Exercise goal -> Select from the data all lines with the word "boat".

Records provided ->
************
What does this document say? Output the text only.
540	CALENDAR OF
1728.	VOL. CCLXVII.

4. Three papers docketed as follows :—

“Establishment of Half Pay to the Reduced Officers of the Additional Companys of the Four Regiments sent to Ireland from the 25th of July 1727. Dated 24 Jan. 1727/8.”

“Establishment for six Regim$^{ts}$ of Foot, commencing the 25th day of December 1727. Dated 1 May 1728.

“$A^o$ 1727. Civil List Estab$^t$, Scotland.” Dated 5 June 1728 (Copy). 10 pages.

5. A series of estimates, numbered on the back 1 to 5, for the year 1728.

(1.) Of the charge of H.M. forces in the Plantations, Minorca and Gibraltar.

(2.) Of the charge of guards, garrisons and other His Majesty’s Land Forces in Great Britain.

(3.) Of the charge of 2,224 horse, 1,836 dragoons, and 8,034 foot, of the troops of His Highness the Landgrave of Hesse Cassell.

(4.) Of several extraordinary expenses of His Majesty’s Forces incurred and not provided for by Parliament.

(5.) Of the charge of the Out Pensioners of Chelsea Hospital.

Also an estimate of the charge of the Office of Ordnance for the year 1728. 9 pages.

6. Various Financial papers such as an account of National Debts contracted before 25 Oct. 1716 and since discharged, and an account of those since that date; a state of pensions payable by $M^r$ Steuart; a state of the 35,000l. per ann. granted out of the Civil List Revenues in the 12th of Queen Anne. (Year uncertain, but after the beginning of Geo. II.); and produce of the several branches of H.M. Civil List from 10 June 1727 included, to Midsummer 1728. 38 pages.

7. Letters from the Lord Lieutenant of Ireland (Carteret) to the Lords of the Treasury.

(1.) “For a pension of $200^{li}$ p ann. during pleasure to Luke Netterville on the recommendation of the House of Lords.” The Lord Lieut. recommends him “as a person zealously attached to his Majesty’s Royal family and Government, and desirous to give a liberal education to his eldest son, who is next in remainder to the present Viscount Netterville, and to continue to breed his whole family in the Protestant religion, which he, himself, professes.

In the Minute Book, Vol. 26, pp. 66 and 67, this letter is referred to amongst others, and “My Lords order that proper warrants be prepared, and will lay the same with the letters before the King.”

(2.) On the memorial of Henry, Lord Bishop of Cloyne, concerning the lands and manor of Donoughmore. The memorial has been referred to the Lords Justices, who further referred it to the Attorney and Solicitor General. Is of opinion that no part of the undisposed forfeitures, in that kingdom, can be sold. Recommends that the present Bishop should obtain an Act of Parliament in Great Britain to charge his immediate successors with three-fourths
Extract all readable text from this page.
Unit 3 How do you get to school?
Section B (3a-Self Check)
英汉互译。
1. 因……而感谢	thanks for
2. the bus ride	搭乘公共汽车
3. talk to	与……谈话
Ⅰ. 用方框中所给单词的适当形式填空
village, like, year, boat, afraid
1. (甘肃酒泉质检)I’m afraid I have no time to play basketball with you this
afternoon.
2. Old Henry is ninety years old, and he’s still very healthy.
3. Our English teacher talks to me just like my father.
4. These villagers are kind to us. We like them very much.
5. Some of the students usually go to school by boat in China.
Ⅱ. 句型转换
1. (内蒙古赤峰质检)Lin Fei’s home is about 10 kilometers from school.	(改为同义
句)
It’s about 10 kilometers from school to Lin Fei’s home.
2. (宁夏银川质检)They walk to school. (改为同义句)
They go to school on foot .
************
Response to the task ->
village, like, year, boat, afraid
5. Some of the students usually go to school by boat in China.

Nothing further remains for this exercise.